WHAT YOU ARE ASKED TO DO: Rewrite the lines below, replacing every occurrence of "x-axis-tick-label" with "horizontal-tick-label" and keeping everything else the same. Leave the pictures out of your answer.

SUPPLIED INFORMATION:
-------------------------
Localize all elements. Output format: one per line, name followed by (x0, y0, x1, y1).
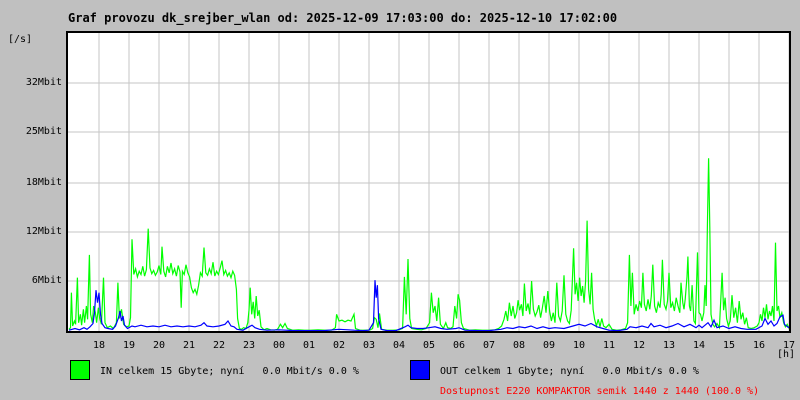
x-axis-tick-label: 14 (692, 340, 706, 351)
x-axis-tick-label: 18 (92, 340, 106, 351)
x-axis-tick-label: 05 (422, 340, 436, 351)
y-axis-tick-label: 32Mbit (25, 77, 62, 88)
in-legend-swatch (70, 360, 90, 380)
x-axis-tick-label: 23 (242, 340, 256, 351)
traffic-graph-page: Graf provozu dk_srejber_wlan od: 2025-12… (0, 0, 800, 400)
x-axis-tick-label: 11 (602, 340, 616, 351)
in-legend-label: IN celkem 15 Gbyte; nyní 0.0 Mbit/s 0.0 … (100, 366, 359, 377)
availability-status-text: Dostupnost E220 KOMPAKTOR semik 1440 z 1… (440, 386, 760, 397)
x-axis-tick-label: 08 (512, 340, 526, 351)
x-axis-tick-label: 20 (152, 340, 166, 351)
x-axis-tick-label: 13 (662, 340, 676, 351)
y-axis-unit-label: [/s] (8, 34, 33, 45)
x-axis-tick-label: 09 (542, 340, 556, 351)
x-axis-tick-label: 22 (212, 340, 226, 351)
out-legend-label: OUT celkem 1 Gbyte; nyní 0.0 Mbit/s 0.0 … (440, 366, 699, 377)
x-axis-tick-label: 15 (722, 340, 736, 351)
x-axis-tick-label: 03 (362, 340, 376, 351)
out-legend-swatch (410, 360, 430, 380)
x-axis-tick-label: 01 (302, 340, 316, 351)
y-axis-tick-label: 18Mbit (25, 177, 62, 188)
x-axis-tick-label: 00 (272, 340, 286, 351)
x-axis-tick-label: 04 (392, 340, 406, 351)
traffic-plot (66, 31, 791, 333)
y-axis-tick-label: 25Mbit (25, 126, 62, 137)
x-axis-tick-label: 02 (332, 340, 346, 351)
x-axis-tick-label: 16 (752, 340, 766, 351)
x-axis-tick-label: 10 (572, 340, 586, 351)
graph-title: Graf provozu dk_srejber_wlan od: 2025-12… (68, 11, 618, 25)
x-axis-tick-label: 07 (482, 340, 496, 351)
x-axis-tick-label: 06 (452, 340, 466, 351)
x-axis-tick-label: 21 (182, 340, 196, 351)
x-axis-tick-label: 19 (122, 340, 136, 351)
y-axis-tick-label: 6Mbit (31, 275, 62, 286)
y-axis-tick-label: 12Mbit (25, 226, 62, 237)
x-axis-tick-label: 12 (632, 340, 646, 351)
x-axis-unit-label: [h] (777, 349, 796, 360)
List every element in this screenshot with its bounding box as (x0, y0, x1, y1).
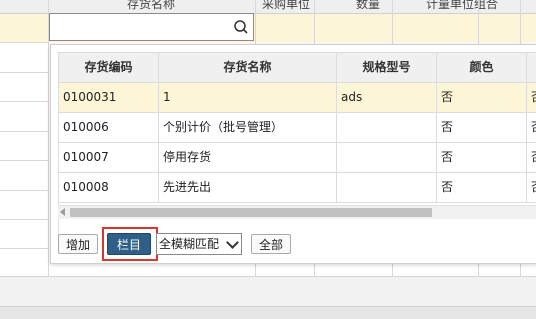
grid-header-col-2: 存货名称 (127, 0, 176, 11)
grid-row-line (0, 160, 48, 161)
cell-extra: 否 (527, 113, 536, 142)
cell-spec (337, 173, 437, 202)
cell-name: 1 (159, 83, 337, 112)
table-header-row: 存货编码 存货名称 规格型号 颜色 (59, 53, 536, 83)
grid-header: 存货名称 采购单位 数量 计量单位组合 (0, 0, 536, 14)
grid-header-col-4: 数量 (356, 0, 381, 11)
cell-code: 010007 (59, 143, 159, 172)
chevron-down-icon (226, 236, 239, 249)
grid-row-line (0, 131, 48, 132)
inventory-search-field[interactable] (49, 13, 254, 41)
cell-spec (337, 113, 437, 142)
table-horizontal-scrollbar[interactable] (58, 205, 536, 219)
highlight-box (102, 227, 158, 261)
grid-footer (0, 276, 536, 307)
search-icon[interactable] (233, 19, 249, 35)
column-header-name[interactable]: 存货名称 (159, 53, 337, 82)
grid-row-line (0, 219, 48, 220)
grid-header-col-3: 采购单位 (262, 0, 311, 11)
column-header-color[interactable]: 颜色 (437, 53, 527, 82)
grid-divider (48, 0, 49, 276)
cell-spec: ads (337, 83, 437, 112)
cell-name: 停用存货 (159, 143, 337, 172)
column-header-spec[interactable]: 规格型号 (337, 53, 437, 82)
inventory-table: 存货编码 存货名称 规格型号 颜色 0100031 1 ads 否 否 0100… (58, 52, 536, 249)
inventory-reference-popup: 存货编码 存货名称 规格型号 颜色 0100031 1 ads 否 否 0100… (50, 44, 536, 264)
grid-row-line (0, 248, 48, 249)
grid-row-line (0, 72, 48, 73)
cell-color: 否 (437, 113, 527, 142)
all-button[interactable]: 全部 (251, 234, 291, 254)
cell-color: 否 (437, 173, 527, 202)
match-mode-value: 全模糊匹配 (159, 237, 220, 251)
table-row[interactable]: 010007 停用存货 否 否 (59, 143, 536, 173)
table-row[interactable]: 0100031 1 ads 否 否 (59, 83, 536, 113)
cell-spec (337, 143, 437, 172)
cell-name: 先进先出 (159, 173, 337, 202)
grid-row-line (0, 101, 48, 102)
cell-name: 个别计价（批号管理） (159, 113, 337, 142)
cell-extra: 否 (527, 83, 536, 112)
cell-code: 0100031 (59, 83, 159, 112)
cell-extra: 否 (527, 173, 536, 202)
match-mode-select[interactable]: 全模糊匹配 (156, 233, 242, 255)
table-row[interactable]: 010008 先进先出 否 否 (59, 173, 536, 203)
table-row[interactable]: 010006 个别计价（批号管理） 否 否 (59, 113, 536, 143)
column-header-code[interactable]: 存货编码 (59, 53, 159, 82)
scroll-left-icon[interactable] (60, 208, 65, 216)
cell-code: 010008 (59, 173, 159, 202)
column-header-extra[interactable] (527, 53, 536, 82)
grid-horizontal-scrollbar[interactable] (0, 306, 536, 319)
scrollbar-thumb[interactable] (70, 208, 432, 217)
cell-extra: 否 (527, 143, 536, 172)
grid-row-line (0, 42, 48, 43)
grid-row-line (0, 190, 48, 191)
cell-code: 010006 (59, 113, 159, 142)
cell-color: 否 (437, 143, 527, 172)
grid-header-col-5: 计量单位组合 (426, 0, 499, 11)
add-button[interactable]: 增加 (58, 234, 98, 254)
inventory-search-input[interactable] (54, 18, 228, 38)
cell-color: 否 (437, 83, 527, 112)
-------------------------
RESPONSE TO THIS EXERCISE:
Localize all elements. Output format: one per line, name followed by (x0, y0, x1, y1).
horizontal-tick-label: 14 (692, 340, 706, 351)
horizontal-tick-label: 18 (92, 340, 106, 351)
horizontal-tick-label: 05 (422, 340, 436, 351)
y-axis-tick-label: 32Mbit (25, 77, 62, 88)
in-legend-swatch (70, 360, 90, 380)
horizontal-tick-label: 23 (242, 340, 256, 351)
traffic-graph-page: Graf provozu dk_srejber_wlan od: 2025-12… (0, 0, 800, 400)
horizontal-tick-label: 11 (602, 340, 616, 351)
in-legend-label: IN celkem 15 Gbyte; nyní 0.0 Mbit/s 0.0 … (100, 366, 359, 377)
availability-status-text: Dostupnost E220 KOMPAKTOR semik 1440 z 1… (440, 386, 760, 397)
horizontal-tick-label: 08 (512, 340, 526, 351)
horizontal-tick-label: 20 (152, 340, 166, 351)
horizontal-tick-label: 13 (662, 340, 676, 351)
y-axis-unit-label: [/s] (8, 34, 33, 45)
horizontal-tick-label: 09 (542, 340, 556, 351)
horizontal-tick-label: 22 (212, 340, 226, 351)
out-legend-label: OUT celkem 1 Gbyte; nyní 0.0 Mbit/s 0.0 … (440, 366, 699, 377)
horizontal-tick-label: 15 (722, 340, 736, 351)
horizontal-tick-label: 03 (362, 340, 376, 351)
out-legend-swatch (410, 360, 430, 380)
horizontal-tick-label: 01 (302, 340, 316, 351)
y-axis-tick-label: 18Mbit (25, 177, 62, 188)
horizontal-tick-label: 00 (272, 340, 286, 351)
horizontal-tick-label: 04 (392, 340, 406, 351)
traffic-plot (66, 31, 791, 333)
y-axis-tick-label: 25Mbit (25, 126, 62, 137)
horizontal-tick-label: 02 (332, 340, 346, 351)
horizontal-tick-label: 16 (752, 340, 766, 351)
horizontal-tick-label: 10 (572, 340, 586, 351)
graph-title: Graf provozu dk_srejber_wlan od: 2025-12… (68, 11, 618, 25)
horizontal-tick-label: 07 (482, 340, 496, 351)
horizontal-tick-label: 06 (452, 340, 466, 351)
horizontal-tick-label: 21 (182, 340, 196, 351)
horizontal-tick-label: 19 (122, 340, 136, 351)
y-axis-tick-label: 6Mbit (31, 275, 62, 286)
y-axis-tick-label: 12Mbit (25, 226, 62, 237)
horizontal-tick-label: 12 (632, 340, 646, 351)
x-axis-unit-label: [h] (777, 349, 796, 360)
List every element in this screenshot with its bounding box as (x0, y0, x1, y1).
grid-header-col-2: 存货名称 (127, 0, 176, 11)
grid-row-line (0, 160, 48, 161)
cell-extra: 否 (527, 113, 536, 142)
cell-spec (337, 173, 437, 202)
cell-name: 1 (159, 83, 337, 112)
table-header-row: 存货编码 存货名称 规格型号 颜色 (59, 53, 536, 83)
grid-header: 存货名称 采购单位 数量 计量单位组合 (0, 0, 536, 14)
grid-header-col-4: 数量 (356, 0, 381, 11)
cell-code: 010007 (59, 143, 159, 172)
chevron-down-icon (226, 236, 239, 249)
grid-row-line (0, 131, 48, 132)
inventory-search-field[interactable] (49, 13, 254, 41)
cell-spec (337, 113, 437, 142)
table-horizontal-scrollbar[interactable] (58, 205, 536, 219)
highlight-box (102, 227, 158, 261)
grid-footer (0, 276, 536, 307)
search-icon[interactable] (233, 19, 249, 35)
column-header-name[interactable]: 存货名称 (159, 53, 337, 82)
grid-row-line (0, 219, 48, 220)
grid-header-col-3: 采购单位 (262, 0, 311, 11)
column-header-color[interactable]: 颜色 (437, 53, 527, 82)
grid-divider (48, 0, 49, 276)
cell-spec: ads (337, 83, 437, 112)
cell-name: 停用存货 (159, 143, 337, 172)
column-header-spec[interactable]: 规格型号 (337, 53, 437, 82)
inventory-table: 存货编码 存货名称 规格型号 颜色 0100031 1 ads 否 否 0100… (58, 52, 536, 249)
inventory-reference-popup: 存货编码 存货名称 规格型号 颜色 0100031 1 ads 否 否 0100… (50, 44, 536, 264)
grid-row-line (0, 248, 48, 249)
grid-row-line (0, 72, 48, 73)
cell-color: 否 (437, 113, 527, 142)
all-button[interactable]: 全部 (251, 234, 291, 254)
cell-color: 否 (437, 173, 527, 202)
match-mode-value: 全模糊匹配 (159, 237, 220, 251)
table-row[interactable]: 010007 停用存货 否 否 (59, 143, 536, 173)
table-row[interactable]: 0100031 1 ads 否 否 (59, 83, 536, 113)
cell-spec (337, 143, 437, 172)
cell-name: 先进先出 (159, 173, 337, 202)
grid-row-line (0, 101, 48, 102)
cell-name: 个别计价（批号管理） (159, 113, 337, 142)
cell-extra: 否 (527, 83, 536, 112)
cell-code: 0100031 (59, 83, 159, 112)
cell-extra: 否 (527, 173, 536, 202)
match-mode-select[interactable]: 全模糊匹配 (156, 233, 242, 255)
table-row[interactable]: 010008 先进先出 否 否 (59, 173, 536, 203)
table-row[interactable]: 010006 个别计价（批号管理） 否 否 (59, 113, 536, 143)
column-header-code[interactable]: 存货编码 (59, 53, 159, 82)
scroll-left-icon[interactable] (60, 208, 65, 216)
cell-code: 010008 (59, 173, 159, 202)
column-header-extra[interactable] (527, 53, 536, 82)
grid-horizontal-scrollbar[interactable] (0, 306, 536, 319)
scrollbar-thumb[interactable] (70, 208, 432, 217)
cell-extra: 否 (527, 143, 536, 172)
grid-row-line (0, 42, 48, 43)
grid-row-line (0, 190, 48, 191)
cell-code: 010006 (59, 113, 159, 142)
cell-color: 否 (437, 143, 527, 172)
grid-header-col-5: 计量单位组合 (426, 0, 499, 11)
add-button[interactable]: 增加 (58, 234, 98, 254)
inventory-search-input[interactable] (54, 18, 228, 38)
cell-color: 否 (437, 83, 527, 112)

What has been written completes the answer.